Exercise aim
Output exactly the lines from the line with "Type out the text in this image." through the end of the records below. Include nothing else.

Listed entries
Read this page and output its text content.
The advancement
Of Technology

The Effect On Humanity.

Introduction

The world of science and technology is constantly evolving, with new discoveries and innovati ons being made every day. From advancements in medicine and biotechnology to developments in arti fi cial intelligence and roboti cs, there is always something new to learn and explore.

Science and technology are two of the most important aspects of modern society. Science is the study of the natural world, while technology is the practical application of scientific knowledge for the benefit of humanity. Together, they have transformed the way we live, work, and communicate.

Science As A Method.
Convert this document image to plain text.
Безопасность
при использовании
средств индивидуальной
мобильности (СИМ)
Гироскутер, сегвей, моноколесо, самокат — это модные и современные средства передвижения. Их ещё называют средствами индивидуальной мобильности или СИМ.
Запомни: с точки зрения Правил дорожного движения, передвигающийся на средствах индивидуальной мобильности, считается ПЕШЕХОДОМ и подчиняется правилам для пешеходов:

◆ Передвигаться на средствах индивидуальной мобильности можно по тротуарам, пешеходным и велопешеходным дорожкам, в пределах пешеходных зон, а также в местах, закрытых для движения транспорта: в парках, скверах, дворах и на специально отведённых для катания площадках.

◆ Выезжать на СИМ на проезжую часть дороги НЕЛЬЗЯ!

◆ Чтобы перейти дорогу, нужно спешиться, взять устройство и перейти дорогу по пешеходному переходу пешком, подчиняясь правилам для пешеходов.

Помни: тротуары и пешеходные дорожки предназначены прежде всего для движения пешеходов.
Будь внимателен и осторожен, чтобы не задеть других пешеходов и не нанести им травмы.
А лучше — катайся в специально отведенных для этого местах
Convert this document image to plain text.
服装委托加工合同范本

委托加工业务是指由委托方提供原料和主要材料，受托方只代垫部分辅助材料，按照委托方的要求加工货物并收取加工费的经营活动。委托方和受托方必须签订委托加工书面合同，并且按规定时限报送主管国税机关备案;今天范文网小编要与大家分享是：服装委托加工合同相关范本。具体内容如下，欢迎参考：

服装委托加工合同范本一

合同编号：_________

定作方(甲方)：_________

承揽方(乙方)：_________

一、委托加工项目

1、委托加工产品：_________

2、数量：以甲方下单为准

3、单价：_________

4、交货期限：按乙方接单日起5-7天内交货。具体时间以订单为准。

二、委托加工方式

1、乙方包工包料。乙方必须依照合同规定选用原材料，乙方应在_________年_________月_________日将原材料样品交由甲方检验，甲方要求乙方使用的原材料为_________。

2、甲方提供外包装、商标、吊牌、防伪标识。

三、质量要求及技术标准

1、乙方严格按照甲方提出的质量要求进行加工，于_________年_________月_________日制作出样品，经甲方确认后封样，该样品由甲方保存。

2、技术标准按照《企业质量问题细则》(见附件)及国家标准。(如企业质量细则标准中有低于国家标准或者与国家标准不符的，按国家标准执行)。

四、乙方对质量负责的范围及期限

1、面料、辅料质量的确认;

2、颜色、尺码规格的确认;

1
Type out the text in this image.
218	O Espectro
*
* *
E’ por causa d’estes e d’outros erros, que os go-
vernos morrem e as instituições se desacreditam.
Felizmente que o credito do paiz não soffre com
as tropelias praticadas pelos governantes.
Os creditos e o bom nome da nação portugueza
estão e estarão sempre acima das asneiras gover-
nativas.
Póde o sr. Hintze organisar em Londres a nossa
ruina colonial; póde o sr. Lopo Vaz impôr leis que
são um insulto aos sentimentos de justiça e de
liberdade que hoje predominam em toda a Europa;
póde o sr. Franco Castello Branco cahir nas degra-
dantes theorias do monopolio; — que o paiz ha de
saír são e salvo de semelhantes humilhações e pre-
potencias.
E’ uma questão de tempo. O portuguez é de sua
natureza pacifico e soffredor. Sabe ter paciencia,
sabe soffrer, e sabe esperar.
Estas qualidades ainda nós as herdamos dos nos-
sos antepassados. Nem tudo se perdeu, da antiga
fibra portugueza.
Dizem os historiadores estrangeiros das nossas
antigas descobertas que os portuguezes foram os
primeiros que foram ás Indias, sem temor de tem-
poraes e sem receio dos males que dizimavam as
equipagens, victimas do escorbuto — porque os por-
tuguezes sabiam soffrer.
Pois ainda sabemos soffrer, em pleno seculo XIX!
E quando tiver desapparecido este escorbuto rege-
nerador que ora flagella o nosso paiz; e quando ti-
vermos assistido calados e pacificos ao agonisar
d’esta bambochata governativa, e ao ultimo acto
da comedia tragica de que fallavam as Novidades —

Solution for this problem
Type out the text in this image.
218	O Espectro
*
* *
E’ por causa d’estes e d’outros erros, que os go-
vernos morrem e as instituições se desacreditam.
Felizmente que o credito do paiz não soffre com
as tropelias praticadas pelos governantes.
Os creditos e o bom nome da nação portugueza
estão e estarão sempre acima das asneiras gover-
nativas.
Póde o sr. Hintze organisar em Londres a nossa
ruina colonial; póde o sr. Lopo Vaz impôr leis que
são um insulto aos sentimentos de justiça e de
liberdade que hoje predominam em toda a Europa;
póde o sr. Franco Castello Branco cahir nas degra-
dantes theorias do monopolio; — que o paiz ha de
saír são e salvo de semelhantes humilhações e pre-
potencias.
E’ uma questão de tempo. O portuguez é de sua
natureza pacifico e soffredor. Sabe ter paciencia,
sabe soffrer, e sabe esperar.
Estas qualidades ainda nós as herdamos dos nos-
sos antepassados. Nem tudo se perdeu, da antiga
fibra portugueza.
Dizem os historiadores estrangeiros das nossas
antigas descobertas que os portuguezes foram os
primeiros que foram ás Indias, sem temor de tem-
poraes e sem receio dos males que dizimavam as
equipagens, victimas do escorbuto — porque os por-
tuguezes sabiam soffrer.
Pois ainda sabemos soffrer, em pleno seculo XIX!
E quando tiver desapparecido este escorbuto rege-
nerador que ora flagella o nosso paiz; e quando ti-
vermos assistido calados e pacificos ao agonisar
d’esta bambochata governativa, e ao ultimo acto
da comedia tragica de que fallavam as Novidades —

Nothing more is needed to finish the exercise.